> [WORK TO DO] Locate and copy each line in the data that contains the word "Output".

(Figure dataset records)
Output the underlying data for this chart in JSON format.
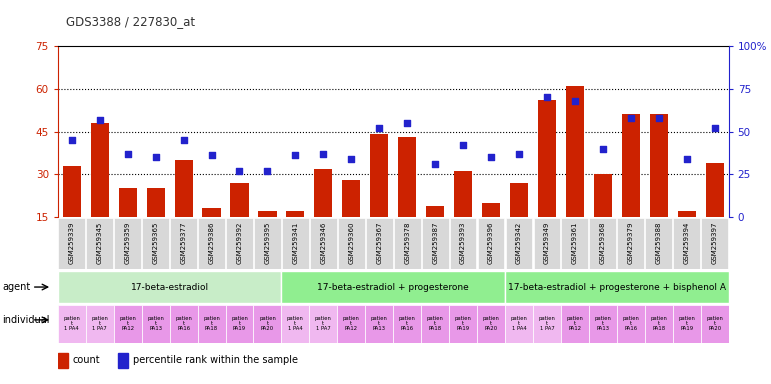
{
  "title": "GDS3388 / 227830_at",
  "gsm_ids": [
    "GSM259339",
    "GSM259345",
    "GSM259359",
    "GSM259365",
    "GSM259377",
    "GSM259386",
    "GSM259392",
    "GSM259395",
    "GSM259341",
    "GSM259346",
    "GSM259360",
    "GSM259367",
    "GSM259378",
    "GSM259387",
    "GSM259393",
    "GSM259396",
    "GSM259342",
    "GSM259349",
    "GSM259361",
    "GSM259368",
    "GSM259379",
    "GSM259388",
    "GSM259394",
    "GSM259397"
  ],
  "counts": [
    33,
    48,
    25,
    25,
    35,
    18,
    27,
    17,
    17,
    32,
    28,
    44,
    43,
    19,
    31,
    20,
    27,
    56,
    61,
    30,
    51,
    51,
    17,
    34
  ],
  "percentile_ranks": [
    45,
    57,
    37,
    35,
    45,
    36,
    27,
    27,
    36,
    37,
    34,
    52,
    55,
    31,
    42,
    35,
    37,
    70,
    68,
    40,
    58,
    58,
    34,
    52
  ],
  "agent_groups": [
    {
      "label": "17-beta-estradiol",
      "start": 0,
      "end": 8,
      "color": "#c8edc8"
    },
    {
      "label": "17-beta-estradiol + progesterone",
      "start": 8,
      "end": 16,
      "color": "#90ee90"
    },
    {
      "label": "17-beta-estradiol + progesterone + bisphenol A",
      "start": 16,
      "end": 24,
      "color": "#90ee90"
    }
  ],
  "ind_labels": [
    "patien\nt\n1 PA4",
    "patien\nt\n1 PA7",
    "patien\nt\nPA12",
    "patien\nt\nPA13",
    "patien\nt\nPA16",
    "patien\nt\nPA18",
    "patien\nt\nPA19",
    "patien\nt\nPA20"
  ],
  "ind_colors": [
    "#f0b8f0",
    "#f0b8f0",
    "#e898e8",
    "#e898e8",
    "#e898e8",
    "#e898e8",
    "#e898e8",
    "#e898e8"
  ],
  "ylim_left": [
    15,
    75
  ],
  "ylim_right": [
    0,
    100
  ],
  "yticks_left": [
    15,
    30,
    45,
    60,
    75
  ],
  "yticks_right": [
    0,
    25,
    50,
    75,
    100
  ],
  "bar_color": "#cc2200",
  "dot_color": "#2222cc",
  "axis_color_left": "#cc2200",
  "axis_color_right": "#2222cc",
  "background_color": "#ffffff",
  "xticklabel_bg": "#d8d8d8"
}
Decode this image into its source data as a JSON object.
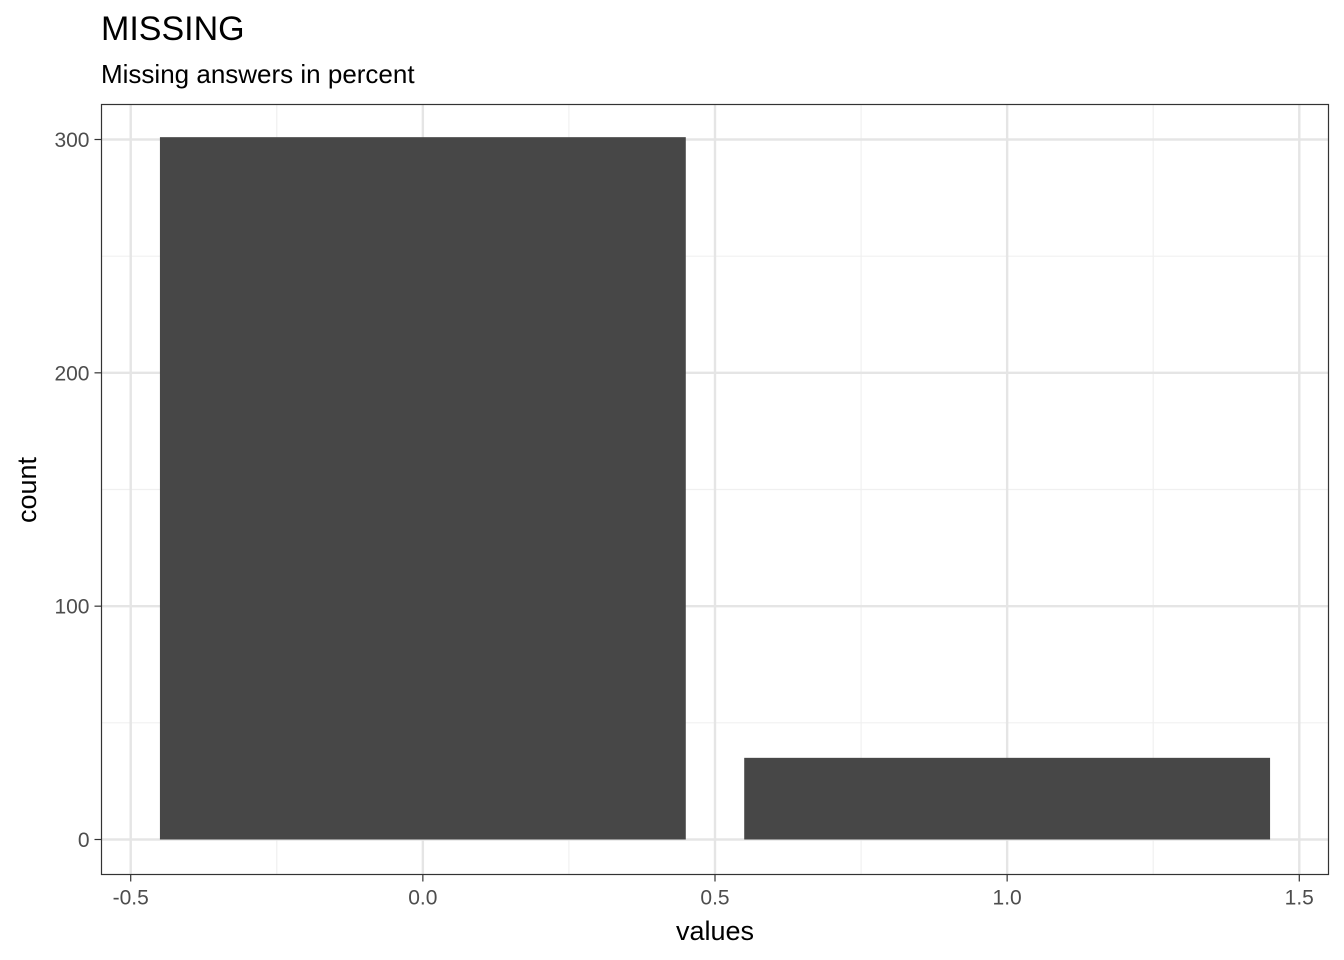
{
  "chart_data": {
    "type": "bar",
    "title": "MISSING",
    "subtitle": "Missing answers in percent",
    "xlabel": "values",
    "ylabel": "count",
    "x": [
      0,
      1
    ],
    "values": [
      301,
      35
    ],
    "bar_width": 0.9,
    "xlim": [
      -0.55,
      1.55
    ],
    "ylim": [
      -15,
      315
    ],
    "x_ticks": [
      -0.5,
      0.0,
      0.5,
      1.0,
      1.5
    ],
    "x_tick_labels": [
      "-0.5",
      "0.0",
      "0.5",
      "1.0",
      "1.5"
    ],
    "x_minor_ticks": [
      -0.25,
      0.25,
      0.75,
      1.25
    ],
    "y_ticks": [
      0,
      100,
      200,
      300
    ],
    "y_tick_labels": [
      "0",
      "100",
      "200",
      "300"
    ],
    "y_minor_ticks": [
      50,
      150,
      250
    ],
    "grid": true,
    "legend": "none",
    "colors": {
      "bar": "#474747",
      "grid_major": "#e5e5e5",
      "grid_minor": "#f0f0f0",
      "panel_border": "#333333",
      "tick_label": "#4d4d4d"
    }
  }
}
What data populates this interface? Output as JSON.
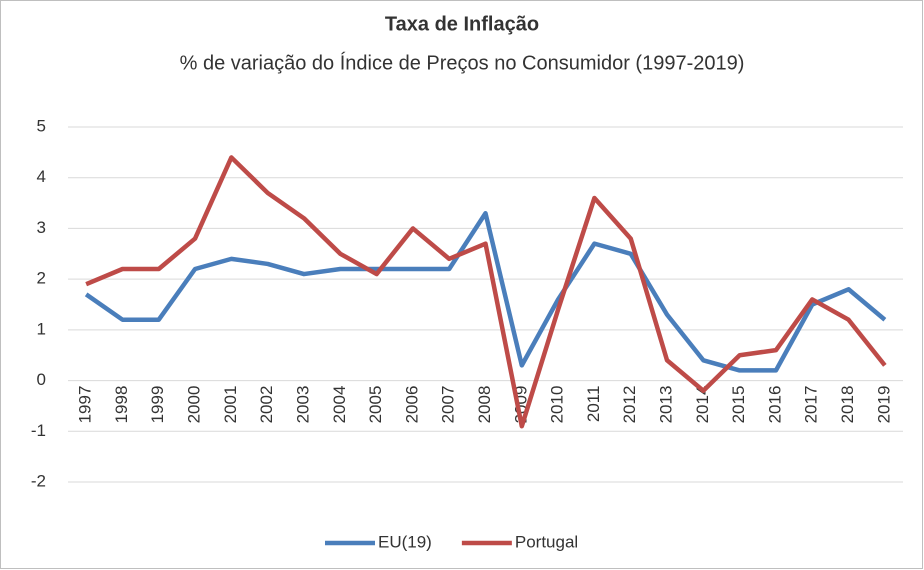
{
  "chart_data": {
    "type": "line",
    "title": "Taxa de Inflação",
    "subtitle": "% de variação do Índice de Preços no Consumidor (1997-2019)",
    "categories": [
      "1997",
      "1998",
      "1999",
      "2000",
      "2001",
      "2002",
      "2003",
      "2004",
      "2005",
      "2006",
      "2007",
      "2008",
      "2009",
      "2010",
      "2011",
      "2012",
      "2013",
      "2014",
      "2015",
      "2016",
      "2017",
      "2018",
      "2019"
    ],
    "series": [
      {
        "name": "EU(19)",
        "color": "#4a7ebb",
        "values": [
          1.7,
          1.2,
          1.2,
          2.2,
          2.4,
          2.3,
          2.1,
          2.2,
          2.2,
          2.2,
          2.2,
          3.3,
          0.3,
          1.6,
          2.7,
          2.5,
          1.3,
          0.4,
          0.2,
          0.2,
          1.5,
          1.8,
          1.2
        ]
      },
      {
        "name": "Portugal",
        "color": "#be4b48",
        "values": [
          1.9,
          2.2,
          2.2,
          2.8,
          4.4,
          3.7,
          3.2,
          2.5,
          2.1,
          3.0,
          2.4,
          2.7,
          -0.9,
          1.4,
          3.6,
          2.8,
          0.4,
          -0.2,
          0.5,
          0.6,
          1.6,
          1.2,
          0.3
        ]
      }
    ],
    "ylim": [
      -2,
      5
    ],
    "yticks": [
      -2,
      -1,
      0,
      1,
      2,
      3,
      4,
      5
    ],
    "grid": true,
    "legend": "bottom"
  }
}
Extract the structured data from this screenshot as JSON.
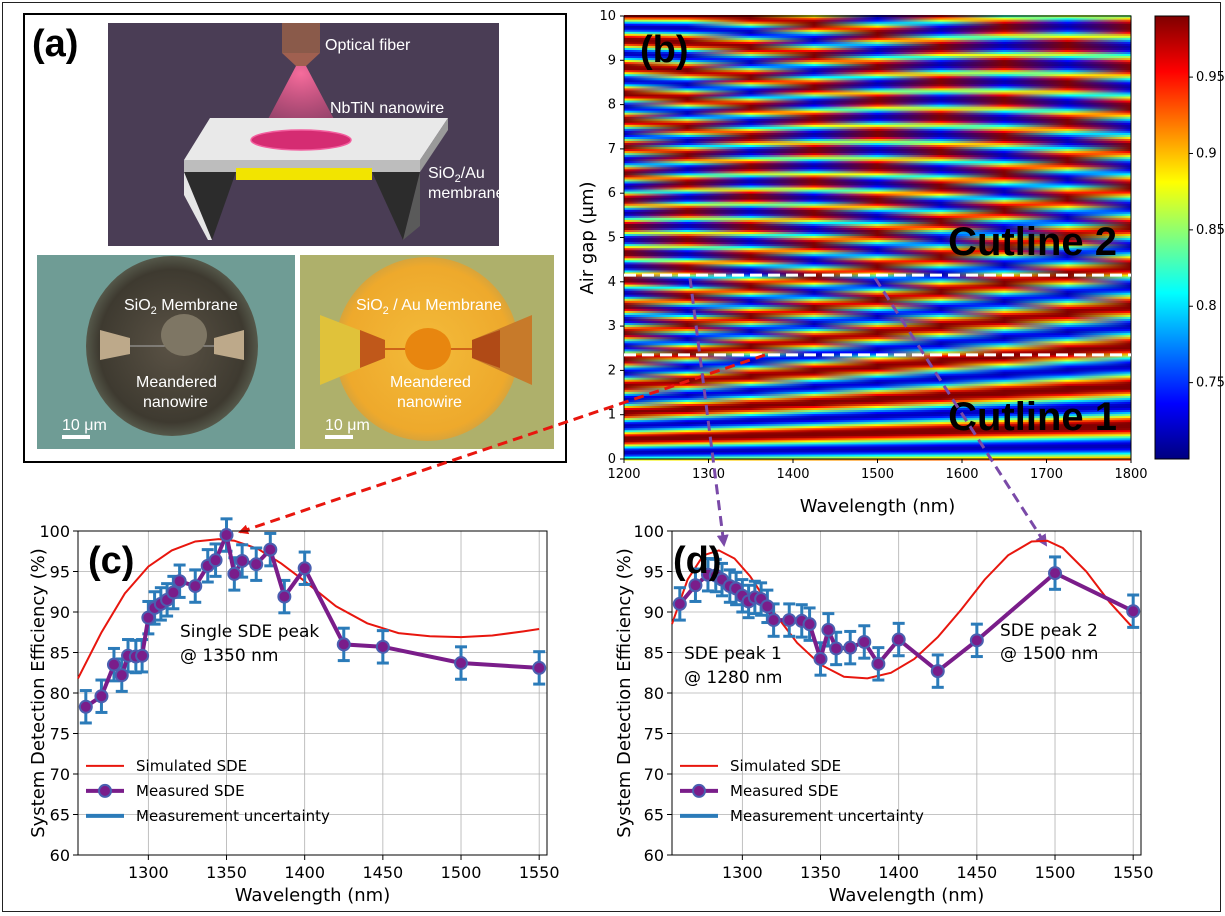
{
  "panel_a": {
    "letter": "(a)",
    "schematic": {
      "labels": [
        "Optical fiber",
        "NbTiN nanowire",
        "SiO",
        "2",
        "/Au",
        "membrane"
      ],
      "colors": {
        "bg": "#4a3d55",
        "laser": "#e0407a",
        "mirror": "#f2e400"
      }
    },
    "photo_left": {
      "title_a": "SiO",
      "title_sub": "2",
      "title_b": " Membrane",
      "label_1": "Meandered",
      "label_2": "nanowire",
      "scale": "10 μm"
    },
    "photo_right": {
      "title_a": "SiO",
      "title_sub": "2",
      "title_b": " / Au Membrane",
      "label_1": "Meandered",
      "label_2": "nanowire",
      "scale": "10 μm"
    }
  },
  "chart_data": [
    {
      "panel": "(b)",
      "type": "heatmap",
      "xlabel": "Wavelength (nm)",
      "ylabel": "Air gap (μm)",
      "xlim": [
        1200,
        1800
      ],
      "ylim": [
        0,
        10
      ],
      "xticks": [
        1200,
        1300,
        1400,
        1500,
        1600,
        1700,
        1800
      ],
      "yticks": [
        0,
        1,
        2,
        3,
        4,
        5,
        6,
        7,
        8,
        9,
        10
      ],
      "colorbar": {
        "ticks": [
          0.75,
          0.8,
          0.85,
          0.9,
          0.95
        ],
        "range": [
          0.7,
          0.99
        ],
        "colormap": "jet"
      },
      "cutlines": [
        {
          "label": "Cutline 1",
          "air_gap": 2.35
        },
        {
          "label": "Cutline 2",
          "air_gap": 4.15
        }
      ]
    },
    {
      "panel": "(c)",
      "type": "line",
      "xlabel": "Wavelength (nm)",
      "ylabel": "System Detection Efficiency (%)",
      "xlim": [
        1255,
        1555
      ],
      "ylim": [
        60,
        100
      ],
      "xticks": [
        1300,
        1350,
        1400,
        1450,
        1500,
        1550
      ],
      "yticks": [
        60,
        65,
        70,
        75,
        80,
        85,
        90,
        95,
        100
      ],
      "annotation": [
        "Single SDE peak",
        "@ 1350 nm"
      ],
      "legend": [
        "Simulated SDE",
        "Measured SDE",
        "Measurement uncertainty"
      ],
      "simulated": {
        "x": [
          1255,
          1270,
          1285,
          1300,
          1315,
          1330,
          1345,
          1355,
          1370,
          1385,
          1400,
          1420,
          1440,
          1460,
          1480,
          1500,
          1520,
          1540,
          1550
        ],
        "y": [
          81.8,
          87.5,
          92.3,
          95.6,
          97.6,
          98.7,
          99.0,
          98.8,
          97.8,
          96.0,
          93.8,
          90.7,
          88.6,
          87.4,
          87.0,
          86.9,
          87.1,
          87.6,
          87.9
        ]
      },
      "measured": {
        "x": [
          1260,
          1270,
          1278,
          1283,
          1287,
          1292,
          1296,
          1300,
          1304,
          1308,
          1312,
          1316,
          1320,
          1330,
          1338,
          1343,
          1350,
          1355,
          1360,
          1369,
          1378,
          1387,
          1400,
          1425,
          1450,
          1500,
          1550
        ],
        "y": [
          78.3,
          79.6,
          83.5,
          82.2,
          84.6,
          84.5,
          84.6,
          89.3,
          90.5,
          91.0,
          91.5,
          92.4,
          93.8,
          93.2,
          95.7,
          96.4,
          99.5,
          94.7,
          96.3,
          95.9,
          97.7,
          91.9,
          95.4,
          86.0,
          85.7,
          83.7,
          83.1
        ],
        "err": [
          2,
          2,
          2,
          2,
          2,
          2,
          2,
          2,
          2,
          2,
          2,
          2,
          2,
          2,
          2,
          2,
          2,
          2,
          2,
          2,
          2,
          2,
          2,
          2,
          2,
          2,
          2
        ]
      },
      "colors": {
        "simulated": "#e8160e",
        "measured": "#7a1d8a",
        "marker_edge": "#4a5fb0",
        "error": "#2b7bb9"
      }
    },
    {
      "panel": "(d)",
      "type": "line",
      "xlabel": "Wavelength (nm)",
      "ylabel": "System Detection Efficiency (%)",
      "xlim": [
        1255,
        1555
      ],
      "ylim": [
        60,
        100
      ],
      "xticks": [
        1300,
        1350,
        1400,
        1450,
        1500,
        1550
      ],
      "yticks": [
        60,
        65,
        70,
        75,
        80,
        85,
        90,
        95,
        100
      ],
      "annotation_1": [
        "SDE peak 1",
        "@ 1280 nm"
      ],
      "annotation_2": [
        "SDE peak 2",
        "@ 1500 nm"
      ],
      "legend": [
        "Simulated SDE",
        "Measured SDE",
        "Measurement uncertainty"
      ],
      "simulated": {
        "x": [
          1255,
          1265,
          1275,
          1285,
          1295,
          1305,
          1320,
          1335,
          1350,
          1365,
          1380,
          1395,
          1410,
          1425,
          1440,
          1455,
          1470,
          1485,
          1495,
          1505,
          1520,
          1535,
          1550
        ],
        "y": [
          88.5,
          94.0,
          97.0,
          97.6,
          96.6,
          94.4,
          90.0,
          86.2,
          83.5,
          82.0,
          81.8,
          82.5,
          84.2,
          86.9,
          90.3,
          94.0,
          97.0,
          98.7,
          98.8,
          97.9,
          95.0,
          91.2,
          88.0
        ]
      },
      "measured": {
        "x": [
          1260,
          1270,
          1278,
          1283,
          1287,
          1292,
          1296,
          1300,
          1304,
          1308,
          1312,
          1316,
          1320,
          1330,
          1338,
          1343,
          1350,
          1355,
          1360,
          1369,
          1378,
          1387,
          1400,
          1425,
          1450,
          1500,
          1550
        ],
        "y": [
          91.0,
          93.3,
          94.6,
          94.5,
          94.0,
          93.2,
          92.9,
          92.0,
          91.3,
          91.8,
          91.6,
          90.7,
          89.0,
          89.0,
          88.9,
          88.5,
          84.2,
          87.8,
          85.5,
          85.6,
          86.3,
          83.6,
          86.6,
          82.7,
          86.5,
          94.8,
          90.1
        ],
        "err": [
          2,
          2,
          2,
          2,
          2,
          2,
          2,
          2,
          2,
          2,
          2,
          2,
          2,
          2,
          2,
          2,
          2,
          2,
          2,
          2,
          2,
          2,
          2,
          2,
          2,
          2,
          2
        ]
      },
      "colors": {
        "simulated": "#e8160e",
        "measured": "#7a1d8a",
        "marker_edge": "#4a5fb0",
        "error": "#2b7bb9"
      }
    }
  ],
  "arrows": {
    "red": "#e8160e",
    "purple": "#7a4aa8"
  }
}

> [RESULT OF THIS TASK]
Output the underlying data for this chart in JSON format.
What data populates this interface? Output as JSON.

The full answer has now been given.